Make an exact copy of the records, with the images left out.

··· DATA SUPPLIED ···

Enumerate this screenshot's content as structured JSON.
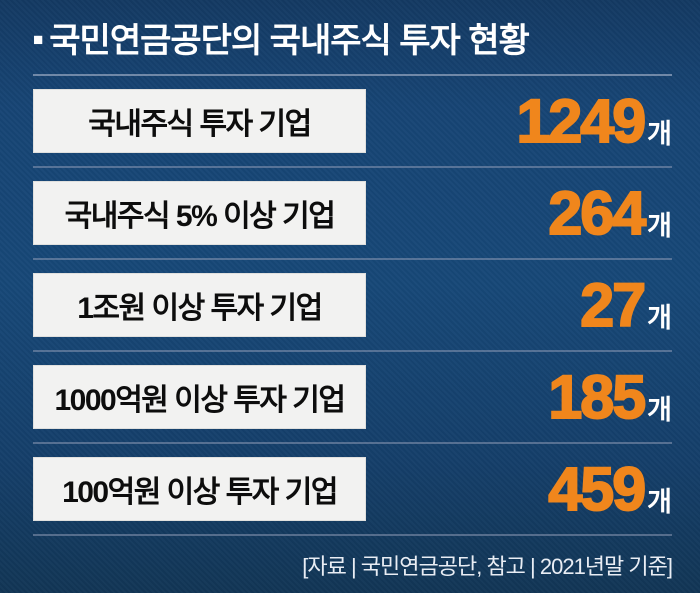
{
  "title": {
    "bullet": "■",
    "text": "국민연금공단의 국내주식 투자 현황"
  },
  "rows": [
    {
      "label": "국내주식 투자 기업",
      "value": "1249",
      "unit": "개"
    },
    {
      "label": "국내주식 5% 이상 기업",
      "value": "264",
      "unit": "개"
    },
    {
      "label": "1조원 이상 투자 기업",
      "value": "27",
      "unit": "개"
    },
    {
      "label": "1000억원 이상 투자 기업",
      "value": "185",
      "unit": "개"
    },
    {
      "label": "100억원 이상 투자 기업",
      "value": "459",
      "unit": "개"
    }
  ],
  "footer": "[자료 | 국민연금공단, 참고 | 2021년말 기준]",
  "colors": {
    "background": "#17477A",
    "accent_orange": "#F0861C",
    "label_box": "#F2F2F1",
    "divider": "#96A0B9",
    "title_text": "#FFFFFF",
    "label_text": "#0D0D0D"
  },
  "chart_data": {
    "type": "table",
    "title": "국민연금공단의 국내주식 투자 현황",
    "categories": [
      "국내주식 투자 기업",
      "국내주식 5% 이상 기업",
      "1조원 이상 투자 기업",
      "1000억원 이상 투자 기업",
      "100억원 이상 투자 기업"
    ],
    "values": [
      1249,
      264,
      27,
      185,
      459
    ],
    "unit": "개",
    "source_note": "[자료 | 국민연금공단, 참고 | 2021년말 기준]",
    "legend_position": "none",
    "grid": false
  }
}
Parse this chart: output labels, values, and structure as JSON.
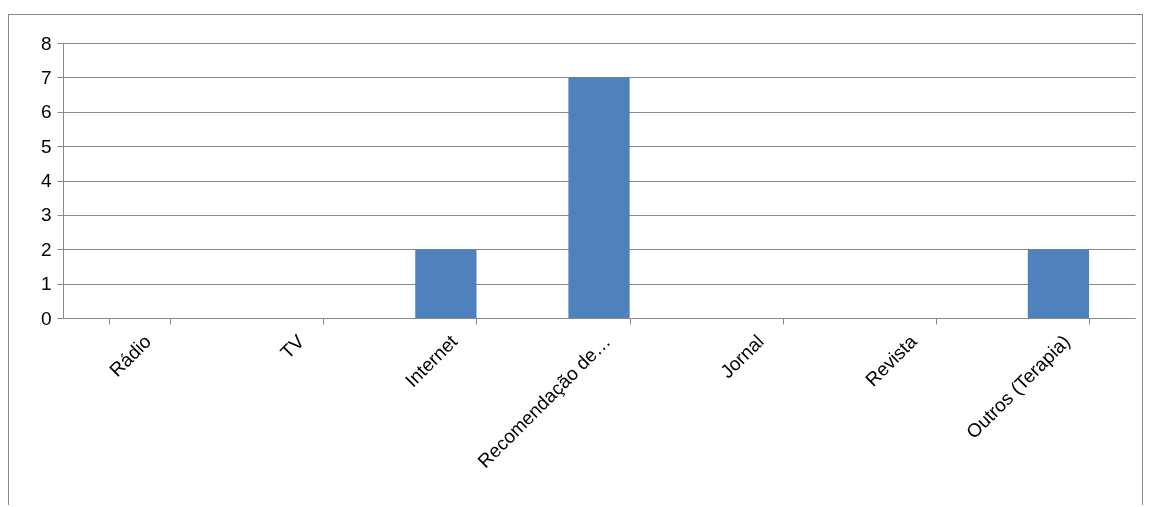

···

WORKED ANSWER:
Enumerate this screenshot's content as structured JSON.
{
  "title": {
    "bullet": "■",
    "text": "국민연금공단의 국내주식 투자 현황"
  },
  "rows": [
    {
      "label": "국내주식 투자 기업",
      "value": "1249",
      "unit": "개"
    },
    {
      "label": "국내주식 5% 이상 기업",
      "value": "264",
      "unit": "개"
    },
    {
      "label": "1조원 이상 투자 기업",
      "value": "27",
      "unit": "개"
    },
    {
      "label": "1000억원 이상 투자 기업",
      "value": "185",
      "unit": "개"
    },
    {
      "label": "100억원 이상 투자 기업",
      "value": "459",
      "unit": "개"
    }
  ],
  "footer": "[자료 | 국민연금공단, 참고 | 2021년말 기준]",
  "colors": {
    "background": "#17477A",
    "accent_orange": "#F0861C",
    "label_box": "#F2F2F1",
    "divider": "#96A0B9",
    "title_text": "#FFFFFF",
    "label_text": "#0D0D0D"
  },
  "chart_data": {
    "type": "table",
    "title": "국민연금공단의 국내주식 투자 현황",
    "categories": [
      "국내주식 투자 기업",
      "국내주식 5% 이상 기업",
      "1조원 이상 투자 기업",
      "1000억원 이상 투자 기업",
      "100억원 이상 투자 기업"
    ],
    "values": [
      1249,
      264,
      27,
      185,
      459
    ],
    "unit": "개",
    "source_note": "[자료 | 국민연금공단, 참고 | 2021년말 기준]",
    "legend_position": "none",
    "grid": false
  }
}
Parse this chart: output labels, values, and structure as JSON.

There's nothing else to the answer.